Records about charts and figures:
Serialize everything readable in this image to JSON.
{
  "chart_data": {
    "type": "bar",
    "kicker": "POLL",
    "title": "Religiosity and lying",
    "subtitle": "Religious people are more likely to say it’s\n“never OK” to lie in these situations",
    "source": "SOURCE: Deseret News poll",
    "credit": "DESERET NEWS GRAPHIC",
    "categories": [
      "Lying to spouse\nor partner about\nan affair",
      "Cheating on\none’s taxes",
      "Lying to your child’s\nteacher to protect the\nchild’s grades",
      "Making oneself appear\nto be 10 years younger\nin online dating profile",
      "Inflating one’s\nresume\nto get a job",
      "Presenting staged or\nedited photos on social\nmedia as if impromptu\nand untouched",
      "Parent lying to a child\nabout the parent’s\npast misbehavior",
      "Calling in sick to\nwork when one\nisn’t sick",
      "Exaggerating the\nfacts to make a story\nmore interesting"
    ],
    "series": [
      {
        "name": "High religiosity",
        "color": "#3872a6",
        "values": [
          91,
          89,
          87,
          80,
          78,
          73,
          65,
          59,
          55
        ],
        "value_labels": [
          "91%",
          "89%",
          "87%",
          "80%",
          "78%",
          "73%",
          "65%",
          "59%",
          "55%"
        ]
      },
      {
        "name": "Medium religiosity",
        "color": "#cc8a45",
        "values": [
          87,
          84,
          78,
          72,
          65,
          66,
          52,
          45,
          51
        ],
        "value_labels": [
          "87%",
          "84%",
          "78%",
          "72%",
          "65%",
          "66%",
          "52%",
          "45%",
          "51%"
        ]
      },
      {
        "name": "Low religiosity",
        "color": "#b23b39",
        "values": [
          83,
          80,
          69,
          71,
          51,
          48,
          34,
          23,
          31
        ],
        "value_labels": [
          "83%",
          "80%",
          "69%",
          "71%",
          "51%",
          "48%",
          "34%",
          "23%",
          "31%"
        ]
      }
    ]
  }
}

Problem description: Produce an exact copy of all the records.

Answer to this problem:
Serialize everything readable in this image to JSON.
{
  "chart_data": {
    "type": "bar",
    "kicker": "POLL",
    "title": "Religiosity and lying",
    "subtitle": "Religious people are more likely to say it’s\n“never OK” to lie in these situations",
    "source": "SOURCE: Deseret News poll",
    "credit": "DESERET NEWS GRAPHIC",
    "categories": [
      "Lying to spouse\nor partner about\nan affair",
      "Cheating on\none’s taxes",
      "Lying to your child’s\nteacher to protect the\nchild’s grades",
      "Making oneself appear\nto be 10 years younger\nin online dating profile",
      "Inflating one’s\nresume\nto get a job",
      "Presenting staged or\nedited photos on social\nmedia as if impromptu\nand untouched",
      "Parent lying to a child\nabout the parent’s\npast misbehavior",
      "Calling in sick to\nwork when one\nisn’t sick",
      "Exaggerating the\nfacts to make a story\nmore interesting"
    ],
    "series": [
      {
        "name": "High religiosity",
        "color": "#3872a6",
        "values": [
          91,
          89,
          87,
          80,
          78,
          73,
          65,
          59,
          55
        ],
        "value_labels": [
          "91%",
          "89%",
          "87%",
          "80%",
          "78%",
          "73%",
          "65%",
          "59%",
          "55%"
        ]
      },
      {
        "name": "Medium religiosity",
        "color": "#cc8a45",
        "values": [
          87,
          84,
          78,
          72,
          65,
          66,
          52,
          45,
          51
        ],
        "value_labels": [
          "87%",
          "84%",
          "78%",
          "72%",
          "65%",
          "66%",
          "52%",
          "45%",
          "51%"
        ]
      },
      {
        "name": "Low religiosity",
        "color": "#b23b39",
        "values": [
          83,
          80,
          69,
          71,
          51,
          48,
          34,
          23,
          31
        ],
        "value_labels": [
          "83%",
          "80%",
          "69%",
          "71%",
          "51%",
          "48%",
          "34%",
          "23%",
          "31%"
        ]
      }
    ]
  }
}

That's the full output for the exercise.